• What you need to do:
Give the data from the line with "candle-body — [127, 185, 133, 236]" to the line with "candle-body — [333, 235, 339, 246]" as a numbered list, leaving out any blank lines.

— Start of Supplied material —

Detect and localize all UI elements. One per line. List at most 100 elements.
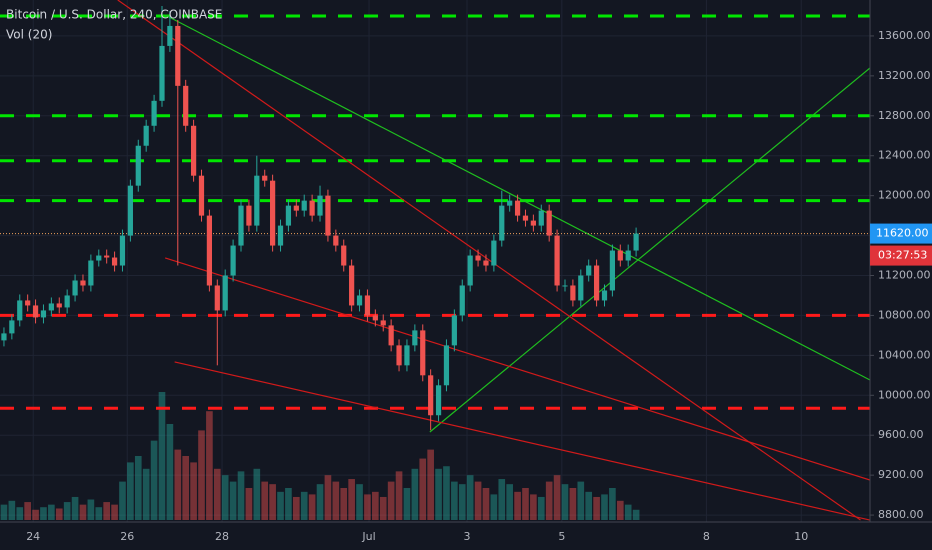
candle-body — [127, 185, 133, 236]
volume-bar — [609, 488, 616, 520]
volume-bar — [190, 462, 197, 520]
candle-body — [483, 260, 489, 266]
candle-body — [491, 240, 497, 266]
volume-bar — [261, 481, 269, 520]
volume-bar — [364, 494, 371, 520]
candle-body — [364, 295, 371, 316]
candle-body — [333, 235, 339, 246]
volume-bar — [632, 509, 640, 520]
candle-body — [214, 285, 220, 311]
candle-body — [230, 245, 236, 276]
volume-bar — [403, 488, 411, 520]
x-tick-label: Jul — [361, 530, 375, 543]
candle-body — [104, 255, 110, 258]
candle-body — [17, 300, 23, 321]
candle-body — [301, 200, 307, 211]
volume-bar — [221, 475, 229, 520]
volume-bar — [174, 449, 182, 520]
y-tick-label: 11200.00 — [878, 268, 931, 281]
candle-body — [412, 330, 418, 346]
candle-body — [435, 385, 442, 416]
candle-body — [356, 295, 363, 306]
candle-body — [451, 315, 457, 346]
volume-bar — [300, 491, 308, 520]
volume-bar — [593, 496, 600, 520]
candle-body — [190, 125, 197, 176]
candle-body — [262, 175, 268, 181]
volume-bar — [466, 475, 474, 520]
candle-body — [609, 250, 616, 291]
candle-body — [475, 255, 481, 261]
indicator-label: Vol (20) — [6, 28, 52, 42]
volume-bar — [40, 507, 47, 520]
candle-body — [388, 325, 394, 346]
volume-bar — [63, 502, 71, 520]
candle-body — [522, 215, 529, 221]
volume-bar — [624, 504, 632, 520]
y-tick-label: 12000.00 — [878, 189, 931, 202]
last-price-box — [870, 223, 932, 244]
candle-body — [159, 45, 165, 101]
volume-bar — [585, 491, 593, 520]
candle-body — [443, 345, 450, 386]
volume-bar — [206, 411, 213, 520]
volume-bar — [150, 440, 158, 520]
candle-body — [40, 310, 47, 318]
candle-body — [72, 280, 78, 296]
candle-body — [88, 260, 94, 286]
candle-body — [396, 345, 402, 366]
candle-body — [135, 145, 141, 186]
candle-body — [317, 195, 323, 216]
x-tick-label: 24 — [26, 530, 40, 543]
volume-bar — [348, 479, 355, 520]
candle-body — [459, 285, 465, 316]
volume-bar — [253, 468, 261, 520]
candle-body — [56, 303, 62, 308]
volume-bar — [545, 481, 553, 520]
trend-line — [429, 67, 870, 433]
volume-bar — [79, 504, 87, 520]
volume-bar — [387, 481, 395, 520]
volume-bar — [158, 392, 166, 520]
volume-bar — [16, 507, 24, 520]
candle-body — [222, 275, 228, 311]
volume-bar — [601, 494, 608, 520]
volume-bar — [553, 475, 561, 520]
volume-bar — [111, 504, 118, 520]
drawings — [0, 0, 870, 521]
candle-body — [538, 210, 544, 226]
volume-pane — [0, 392, 640, 520]
volume-bar — [395, 471, 403, 520]
candle-body — [570, 285, 576, 301]
countdown-label: 03:27:53 — [878, 249, 927, 262]
volume-bar — [237, 471, 245, 520]
candle-body — [25, 300, 31, 306]
volume-bar — [427, 449, 434, 520]
x-tick-label: 8 — [703, 530, 710, 543]
volume-bar — [48, 504, 55, 520]
x-tick-label: 5 — [558, 530, 565, 543]
volume-bar — [340, 488, 348, 520]
candle-body — [530, 220, 536, 226]
volume-bar — [8, 500, 16, 520]
candle-body — [578, 275, 584, 301]
volume-bar — [482, 488, 490, 520]
candle-body — [562, 285, 568, 287]
volume-bar — [127, 462, 134, 520]
volume-bar — [522, 488, 529, 520]
volume-bar — [498, 479, 506, 520]
y-tick-label: 13200.00 — [878, 69, 931, 82]
volume-bar — [285, 488, 292, 520]
volume-bar — [166, 424, 174, 520]
volume-bar — [561, 484, 569, 520]
candle-body — [48, 303, 54, 311]
candle-body — [285, 205, 292, 226]
volume-bar — [269, 484, 276, 520]
candle-body — [349, 265, 355, 306]
candle-body — [404, 345, 410, 366]
y-tick-label: 13600.00 — [878, 29, 931, 42]
last-price-label: 11620.00 — [876, 227, 929, 240]
volume-bar — [506, 484, 513, 520]
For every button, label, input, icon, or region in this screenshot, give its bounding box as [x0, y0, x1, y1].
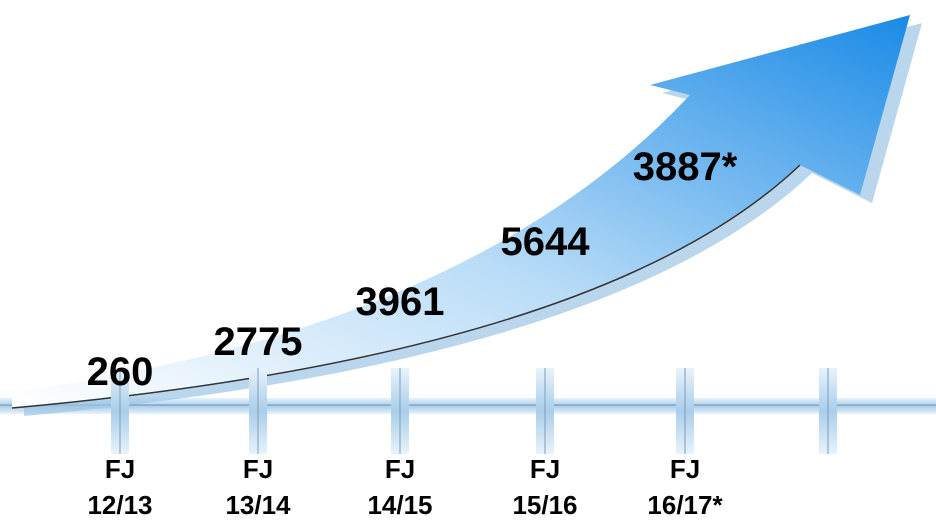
value-label: 5644 — [501, 220, 591, 264]
period-label: FJ — [670, 454, 700, 484]
period-label: 15/16 — [512, 490, 577, 520]
period-label: FJ — [385, 454, 415, 484]
value-label: 2775 — [214, 320, 303, 364]
tick-posts — [111, 368, 837, 454]
timeline — [0, 398, 936, 414]
period-label: FJ — [243, 454, 273, 484]
period-label: FJ — [105, 454, 135, 484]
value-label: 3961 — [356, 280, 445, 324]
value-label: 260 — [87, 350, 154, 394]
period-label: 12/13 — [87, 490, 152, 520]
period-label: 14/15 — [367, 490, 432, 520]
value-label: 3887* — [633, 145, 738, 189]
period-label: 16/17* — [647, 490, 723, 520]
labels: 260 FJ 12/13 2775 FJ 13/14 3961 FJ 14/15 5644 FJ 15… — [87, 145, 738, 520]
arrow — [11, 15, 922, 416]
period-label: FJ — [530, 454, 560, 484]
period-label: 13/14 — [225, 490, 291, 520]
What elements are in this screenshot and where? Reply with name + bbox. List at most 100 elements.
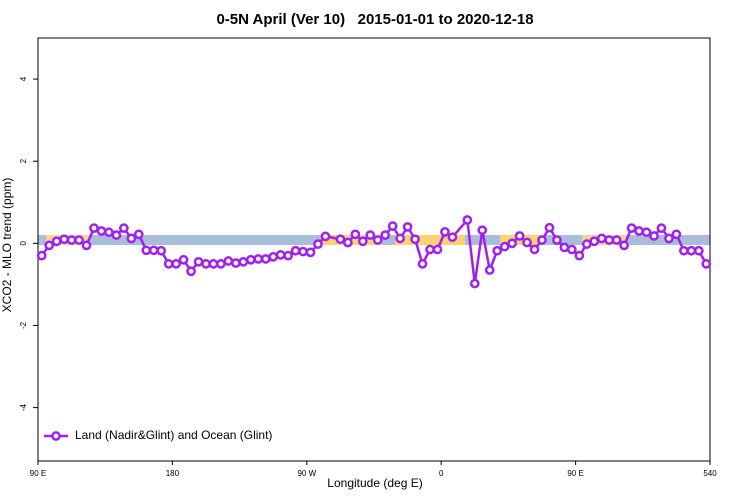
data-point — [671, 229, 682, 240]
data-point — [178, 254, 189, 265]
data-point — [305, 247, 316, 258]
data-point — [514, 231, 525, 241]
data-point — [283, 250, 293, 261]
data-point — [171, 259, 181, 269]
data-point — [499, 241, 510, 252]
y-axis-label: XCO2 - MLO trend (ppm) — [0, 178, 14, 313]
data-point — [469, 278, 480, 289]
y-tick-label: 2 — [19, 158, 28, 163]
data-point — [529, 244, 540, 255]
x-tick-label: 90 W — [297, 469, 316, 478]
data-point — [245, 254, 256, 265]
data-point — [268, 252, 279, 262]
data-point — [231, 258, 241, 268]
legend-label: Land (Nadir&Glint) and Ocean (Glint) — [75, 428, 272, 442]
data-point — [81, 240, 92, 251]
data-point — [163, 259, 174, 269]
data-point — [51, 236, 62, 247]
data-point — [186, 266, 196, 277]
data-point — [417, 259, 428, 269]
data-point — [619, 240, 629, 251]
y-tick-label: 4 — [19, 76, 28, 81]
data-point — [410, 234, 420, 245]
data-point — [679, 245, 689, 256]
series-line — [40, 218, 708, 285]
data-point — [634, 226, 644, 236]
data-point — [559, 242, 570, 253]
data-point — [447, 232, 458, 243]
data-point — [290, 245, 301, 256]
data-point — [36, 250, 47, 261]
data-point — [567, 244, 577, 255]
data-point — [574, 250, 585, 261]
data-point — [581, 239, 592, 250]
data-point — [260, 254, 271, 264]
data-point — [462, 215, 473, 225]
data-point — [133, 229, 144, 240]
y-tick-label: -4 — [19, 404, 28, 412]
data-point — [275, 249, 286, 260]
data-point — [343, 237, 353, 248]
data-point — [119, 223, 129, 233]
data-point — [701, 259, 712, 269]
data-point — [193, 256, 204, 267]
data-point — [537, 235, 547, 245]
data-point — [335, 234, 346, 245]
data-point — [611, 235, 622, 245]
data-point — [156, 245, 167, 256]
data-point — [66, 235, 77, 245]
data-point — [596, 233, 607, 244]
x-axis-label: Longitude (deg E) — [327, 476, 422, 490]
data-point — [216, 259, 226, 269]
data-point — [425, 244, 435, 255]
x-tick-label: 180 — [166, 469, 180, 478]
data-point — [641, 227, 652, 238]
data-point — [59, 234, 69, 245]
data-point — [74, 235, 84, 245]
data-point — [656, 223, 667, 233]
data-point — [552, 235, 562, 245]
data-point — [298, 246, 308, 257]
data-point — [44, 240, 55, 251]
data-point — [357, 236, 368, 247]
data-point — [111, 230, 122, 240]
data-point — [432, 244, 443, 255]
legend-marker — [51, 431, 61, 441]
data-point — [148, 245, 159, 256]
data-point — [492, 245, 503, 256]
data-point — [372, 235, 383, 245]
plot-frame — [37, 37, 711, 462]
x-tick-label: 0 — [439, 469, 444, 478]
data-point — [604, 235, 615, 245]
data-point — [387, 221, 398, 231]
data-point — [126, 233, 137, 244]
data-point — [693, 245, 704, 256]
y-tick-label: -2 — [19, 321, 28, 329]
data-point — [365, 230, 376, 240]
data-point — [313, 239, 323, 250]
x-tick-label: 90 E — [30, 469, 46, 478]
data-point — [320, 231, 331, 242]
data-point — [440, 226, 450, 237]
x-tick-label: 540 — [703, 469, 717, 478]
chart-title: 0-5N April (Ver 10) 2015-01-01 to 2020-1… — [216, 11, 533, 28]
data-point — [686, 245, 697, 256]
data-point — [649, 231, 659, 241]
data-point — [402, 222, 413, 232]
data-point — [238, 256, 249, 267]
data-point — [253, 254, 264, 264]
data-point — [589, 236, 600, 247]
data-point — [350, 229, 361, 240]
data-point — [664, 233, 674, 244]
data-point — [395, 233, 405, 244]
data-point — [544, 222, 555, 233]
land-band — [395, 235, 465, 245]
x-tick-label: 90 E — [567, 469, 583, 478]
data-point — [522, 237, 532, 248]
data-point — [484, 265, 495, 275]
data-point — [104, 227, 114, 238]
data-point — [141, 245, 152, 256]
data-point — [223, 256, 234, 266]
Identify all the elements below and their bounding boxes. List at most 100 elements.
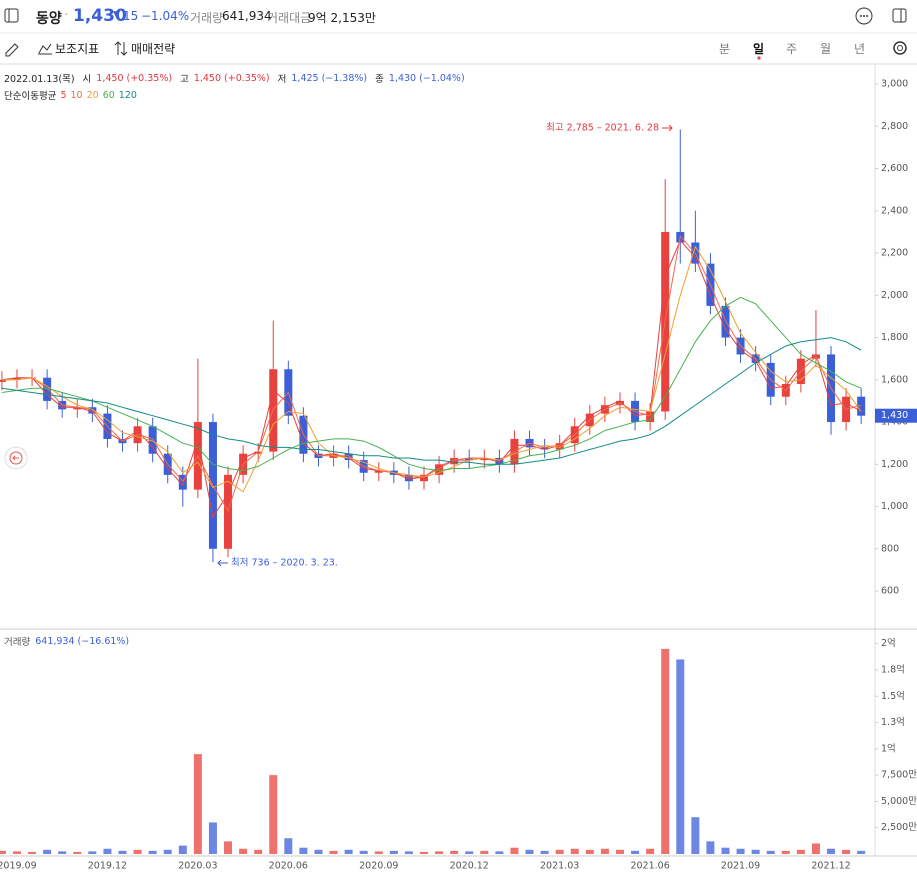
- volume-bar: [239, 848, 248, 854]
- y-tick-label: 2,600: [881, 163, 908, 174]
- x-tick-label: 2020.06: [269, 861, 308, 872]
- settings-icon[interactable]: [893, 41, 907, 55]
- volume-bar: [269, 775, 278, 854]
- back-button: [12, 455, 19, 461]
- legend-entry: 60: [102, 89, 115, 101]
- x-tick-label: 2019.09: [0, 861, 37, 872]
- volume-bar: [103, 848, 112, 854]
- volume-bar: [193, 754, 202, 854]
- volume-bar: [329, 850, 338, 854]
- volume-bar: [857, 850, 866, 854]
- volume-bar: [374, 851, 383, 854]
- volume-bar: [0, 850, 6, 854]
- y-tick-label: 7,500만: [881, 770, 917, 781]
- volume-bar: [796, 849, 805, 854]
- volume-bar: [344, 849, 353, 854]
- volume-bar: [766, 850, 775, 854]
- x-tick-label: 2021.06: [630, 861, 669, 872]
- selected-dot: [757, 56, 761, 60]
- volume-bar: [555, 849, 564, 854]
- x-tick-label: 2021.09: [721, 861, 760, 872]
- volume-bar: [570, 848, 579, 854]
- y-tick-label: 2,800: [881, 121, 908, 132]
- more-icon: [863, 15, 865, 17]
- volume-bar: [12, 851, 21, 854]
- ma-line: [1, 337, 862, 465]
- strategy-button[interactable]: 매매전략: [131, 42, 176, 56]
- x-tick-label: 2020.03: [178, 861, 217, 872]
- volume-label: 거래량: [190, 11, 224, 25]
- y-tick-label: 2억: [881, 637, 896, 649]
- y-tick-label: 1.3억: [881, 716, 905, 728]
- candle-body: [404, 474, 413, 482]
- change: 15: [123, 9, 139, 23]
- annotation: 최저 736 – 2020. 3. 23.: [231, 558, 338, 569]
- date: 2022.01.13(목): [4, 74, 75, 85]
- volume-bar: [510, 847, 519, 854]
- period-tab[interactable]: 일: [753, 42, 765, 56]
- stock-name: 동양: [36, 11, 62, 27]
- y-tick-label: 800: [881, 543, 899, 554]
- indicator-icon: [38, 43, 52, 54]
- volume-bar: [389, 850, 398, 854]
- panel-icon[interactable]: [892, 8, 907, 23]
- change-pct: −1.04%: [141, 9, 190, 23]
- candle-body: [374, 470, 383, 473]
- candle-body: [465, 457, 474, 461]
- candle-body: [450, 457, 459, 465]
- separator: ·: [64, 8, 69, 23]
- volume-bar: [615, 849, 624, 854]
- volume-bar: [811, 843, 820, 854]
- volume-bar: [751, 849, 760, 854]
- legend-entry: 20: [86, 89, 99, 101]
- volume-header: 거래량 641,934 (−16.61%): [4, 634, 129, 649]
- x-tick-label: 2019.12: [88, 861, 127, 872]
- volume-bar: [827, 848, 836, 854]
- volume-bar: [118, 850, 127, 854]
- period-tab[interactable]: 분: [719, 42, 731, 56]
- y-tick-label: 1,600: [881, 374, 908, 385]
- legend-entry: 10: [70, 89, 83, 101]
- y-tick-label: 600: [881, 586, 899, 597]
- period-tab[interactable]: 주: [786, 42, 798, 56]
- volume-bar: [404, 851, 413, 854]
- volume-bar: [73, 851, 82, 854]
- ohlc-label: 시: [82, 74, 92, 85]
- legend-entry: 120: [118, 89, 137, 101]
- strategy-icon: [114, 41, 128, 56]
- ohlc-info: 2022.01.13(목) 시 1,450 (+0.35%) 고 1,450 (+0.…: [4, 71, 465, 86]
- volume-bar: [585, 849, 594, 854]
- more-icon[interactable]: [855, 7, 873, 25]
- candle-body: [254, 451, 263, 454]
- volume-bar: [420, 851, 428, 854]
- volume-bar: [540, 850, 549, 854]
- volume-bar: [842, 849, 851, 854]
- annotation: 최고 2,785 – 2021. 6. 28: [546, 123, 659, 134]
- ohlc-value: 1,425 (−1.38%): [291, 72, 368, 84]
- candle-body: [435, 464, 444, 475]
- ohlc-value: 1,450 (+0.35%): [193, 72, 270, 84]
- indicator-button[interactable]: 보조지표: [55, 42, 100, 56]
- volume-bar: [299, 847, 308, 854]
- more-icon: [860, 15, 862, 17]
- candle-body: [721, 305, 730, 338]
- volume-bar: [646, 848, 655, 854]
- volume-bar: [721, 847, 730, 854]
- annotation-arrow: [217, 559, 228, 567]
- volume-bar: [133, 849, 142, 854]
- candle-body: [73, 407, 82, 410]
- period-tab[interactable]: 월: [820, 42, 832, 56]
- ohlc-label: 종: [375, 74, 384, 85]
- ma-line: [1, 296, 862, 472]
- price: 1,430: [73, 6, 127, 26]
- x-tick-label: 2020.12: [450, 861, 489, 872]
- down-arrow: ▼: [113, 10, 120, 20]
- ma-line: [1, 245, 862, 493]
- pencil-icon[interactable]: [5, 43, 19, 57]
- candle-body: [178, 474, 187, 490]
- period-tab[interactable]: 년: [854, 42, 866, 56]
- amount-label: 거래대금: [267, 11, 312, 25]
- sidebar-icon[interactable]: [4, 8, 19, 23]
- ma-title: 단순이동평균: [4, 91, 57, 102]
- y-tick-label: 1.5억: [881, 690, 905, 702]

— End of Supplied material —

• Complete output:
1. candle-body — [127, 185, 133, 236]
2. volume-bar — [609, 488, 616, 520]
3. volume-bar — [190, 462, 197, 520]
4. candle-body — [483, 260, 489, 266]
5. candle-body — [491, 240, 497, 266]
6. volume-bar — [261, 481, 269, 520]
7. volume-bar — [364, 494, 371, 520]
8. candle-body — [364, 295, 371, 316]
9. candle-body — [333, 235, 339, 246]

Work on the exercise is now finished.